►
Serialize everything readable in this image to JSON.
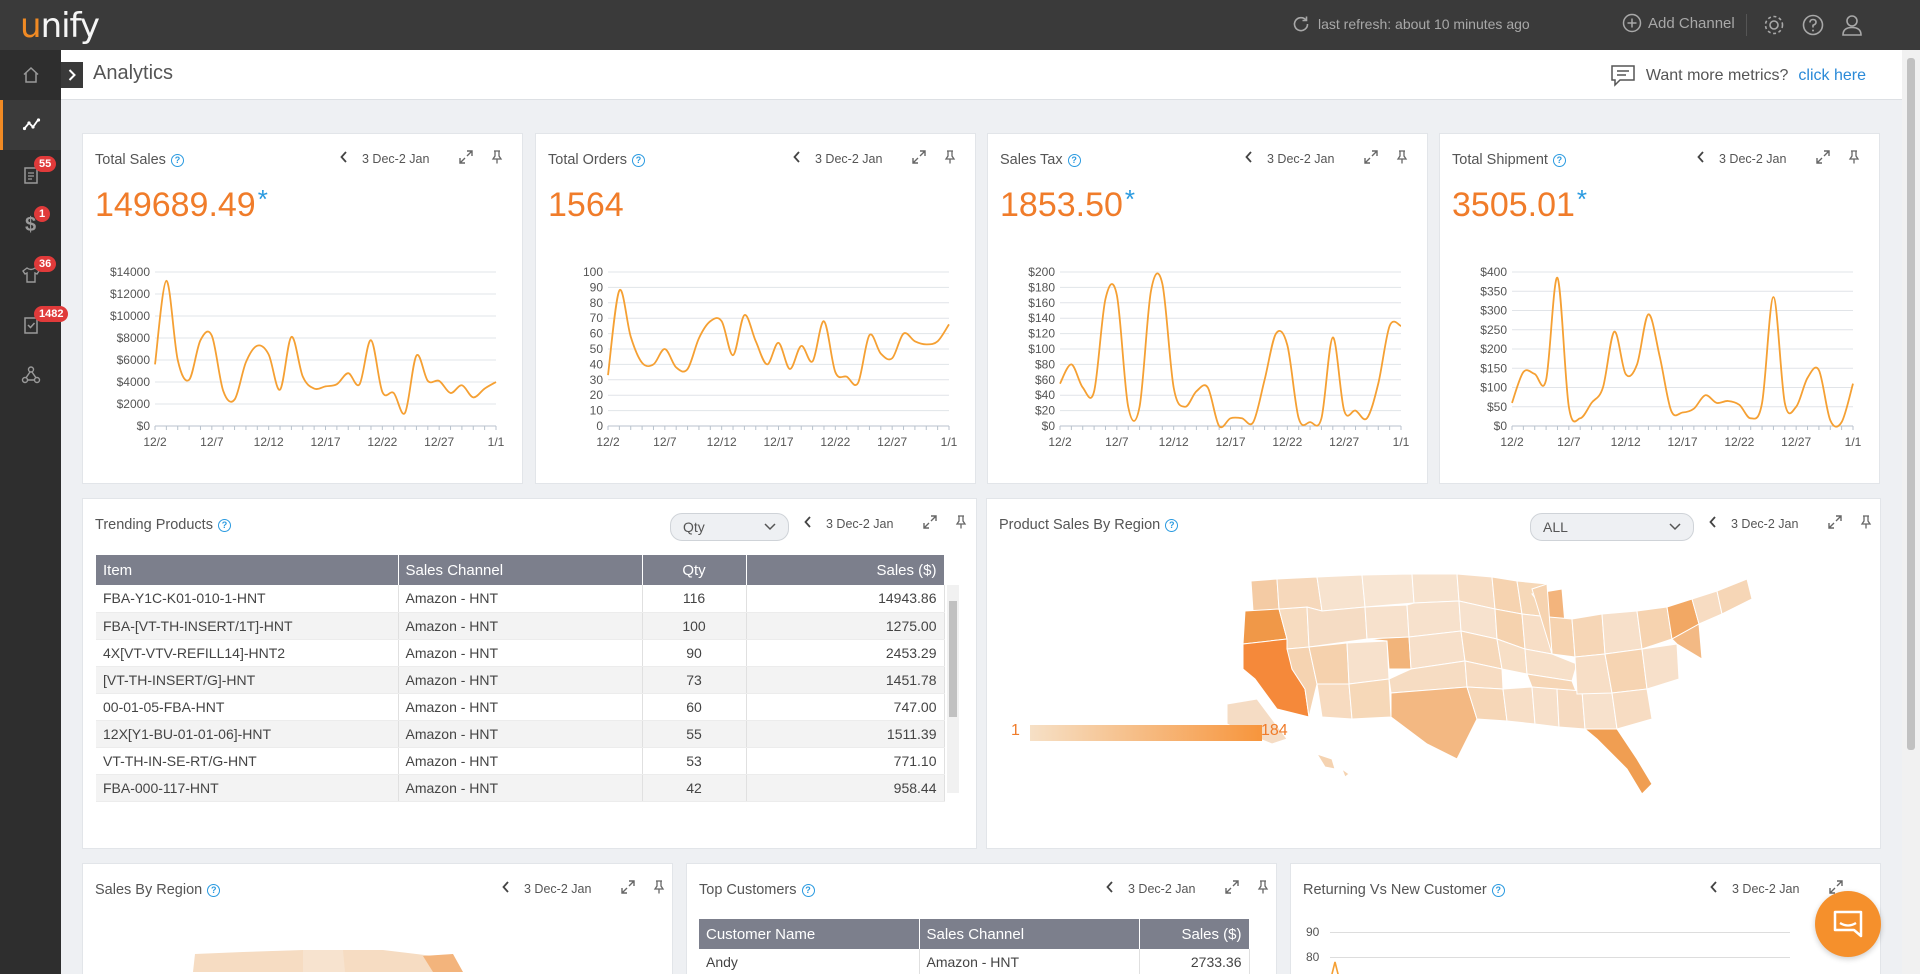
{
  "app": {
    "logo_text_1": "u",
    "logo_text_2": "nify"
  },
  "topbar": {
    "refresh_text": "last refresh: about 10 minutes ago",
    "add_channel": "Add Channel",
    "icons": [
      "refresh-icon",
      "plus-circle-icon",
      "gear-icon",
      "help-icon",
      "user-icon"
    ]
  },
  "sidebar": {
    "items": [
      {
        "name": "home",
        "icon": "home-icon",
        "badge": ""
      },
      {
        "name": "analytics",
        "icon": "analytics-icon",
        "badge": "",
        "active": true
      },
      {
        "name": "orders",
        "icon": "clipboard-icon",
        "badge": "55"
      },
      {
        "name": "sales",
        "icon": "dollar-icon",
        "badge": "1"
      },
      {
        "name": "products",
        "icon": "shirt-icon",
        "badge": "36"
      },
      {
        "name": "tasks",
        "icon": "checklist-icon",
        "badge": "1482"
      },
      {
        "name": "integrations",
        "icon": "network-icon",
        "badge": ""
      }
    ]
  },
  "page": {
    "title": "Analytics",
    "metrics_prompt": "Want more metrics?",
    "metrics_link": "click here"
  },
  "date_range": "3 Dec-2 Jan",
  "kpis": [
    {
      "title": "Total Sales",
      "value": "149689.49",
      "asterisk": "*"
    },
    {
      "title": "Total Orders",
      "value": "1564",
      "asterisk": ""
    },
    {
      "title": "Sales Tax",
      "value": "1853.50",
      "asterisk": "*"
    },
    {
      "title": "Total Shipment",
      "value": "3505.01",
      "asterisk": "*"
    }
  ],
  "chart_data": [
    {
      "type": "line",
      "title": "Total Sales",
      "x_ticks": [
        "12/2",
        "12/7",
        "12/12",
        "12/17",
        "12/22",
        "12/27",
        "1/1"
      ],
      "y_ticks": [
        "$0",
        "$2000",
        "$4000",
        "$6000",
        "$8000",
        "$10000",
        "$12000",
        "$14000"
      ],
      "ylim": [
        0,
        14000
      ],
      "color": "#f5a033",
      "values": [
        5600,
        13200,
        6000,
        4200,
        7800,
        8200,
        3200,
        2400,
        5800,
        7300,
        6500,
        3300,
        8100,
        4500,
        3400,
        3600,
        3800,
        4800,
        3800,
        7800,
        3100,
        3000,
        1200,
        6400,
        4100,
        4100,
        3000,
        3700,
        2600,
        3400,
        4000
      ]
    },
    {
      "type": "line",
      "title": "Total Orders",
      "x_ticks": [
        "12/2",
        "12/7",
        "12/12",
        "12/17",
        "12/22",
        "12/27",
        "1/1"
      ],
      "y_ticks": [
        "0",
        "10",
        "20",
        "30",
        "40",
        "50",
        "60",
        "70",
        "80",
        "90",
        "100"
      ],
      "ylim": [
        0,
        100
      ],
      "color": "#f5a033",
      "values": [
        33,
        88,
        58,
        41,
        40,
        50,
        38,
        37,
        57,
        68,
        68,
        46,
        72,
        55,
        40,
        54,
        37,
        52,
        42,
        68,
        35,
        32,
        28,
        59,
        47,
        44,
        60,
        55,
        53,
        55,
        66
      ]
    },
    {
      "type": "line",
      "title": "Sales Tax",
      "x_ticks": [
        "12/2",
        "12/7",
        "12/12",
        "12/17",
        "12/22",
        "12/27",
        "1/1"
      ],
      "y_ticks": [
        "$0",
        "$20",
        "$40",
        "$60",
        "$80",
        "$100",
        "$120",
        "$140",
        "$160",
        "$180",
        "$200"
      ],
      "ylim": [
        0,
        200
      ],
      "color": "#f5a033",
      "values": [
        55,
        80,
        50,
        45,
        165,
        170,
        25,
        25,
        175,
        185,
        50,
        25,
        45,
        50,
        0,
        10,
        10,
        5,
        60,
        120,
        105,
        10,
        5,
        10,
        115,
        20,
        20,
        10,
        55,
        130,
        130
      ]
    },
    {
      "type": "line",
      "title": "Total Shipment",
      "x_ticks": [
        "12/2",
        "12/7",
        "12/12",
        "12/17",
        "12/22",
        "12/27",
        "1/1"
      ],
      "y_ticks": [
        "$0",
        "$50",
        "$100",
        "$150",
        "$200",
        "$250",
        "$300",
        "$350",
        "$400"
      ],
      "ylim": [
        0,
        400
      ],
      "color": "#f5a033",
      "values": [
        60,
        140,
        135,
        120,
        385,
        50,
        20,
        60,
        100,
        245,
        135,
        160,
        290,
        180,
        40,
        35,
        45,
        80,
        60,
        65,
        55,
        20,
        60,
        335,
        60,
        50,
        125,
        145,
        15,
        10,
        110
      ]
    }
  ],
  "trending": {
    "title": "Trending Products",
    "select_value": "Qty",
    "columns": [
      "Item",
      "Sales Channel",
      "Qty",
      "Sales ($)"
    ],
    "rows": [
      [
        "FBA-Y1C-K01-010-1-HNT",
        "Amazon - HNT",
        "116",
        "14943.86"
      ],
      [
        "FBA-[VT-TH-INSERT/1T]-HNT",
        "Amazon - HNT",
        "100",
        "1275.00"
      ],
      [
        "4X[VT-VTV-REFILL14]-HNT2",
        "Amazon - HNT",
        "90",
        "2453.29"
      ],
      [
        "[VT-TH-INSERT/G]-HNT",
        "Amazon - HNT",
        "73",
        "1451.78"
      ],
      [
        "00-01-05-FBA-HNT",
        "Amazon - HNT",
        "60",
        "747.00"
      ],
      [
        "12X[Y1-BU-01-01-06]-HNT",
        "Amazon - HNT",
        "55",
        "1511.39"
      ],
      [
        "VT-TH-IN-SE-RT/G-HNT",
        "Amazon - HNT",
        "53",
        "771.10"
      ],
      [
        "FBA-000-117-HNT",
        "Amazon - HNT",
        "42",
        "958.44"
      ]
    ]
  },
  "region_map": {
    "title": "Product Sales By Region",
    "select_value": "ALL",
    "legend_min": "1",
    "legend_max": "184"
  },
  "sales_by_region": {
    "title": "Sales By Region"
  },
  "top_customers": {
    "title": "Top Customers",
    "columns": [
      "Customer Name",
      "Sales Channel",
      "Sales ($)"
    ],
    "rows": [
      [
        "Andy",
        "Amazon - HNT",
        "2733.36"
      ]
    ]
  },
  "returning": {
    "title": "Returning Vs New Customer",
    "y_ticks": [
      "90",
      "80"
    ]
  },
  "colors": {
    "accent": "#f07c2a",
    "link": "#2a8ad8",
    "line": "#f5a033",
    "header": "#7c7f8c"
  }
}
◄
Going through the entries above, report how many lines include the string "badge". The number alone is the answer.

**Task result**
7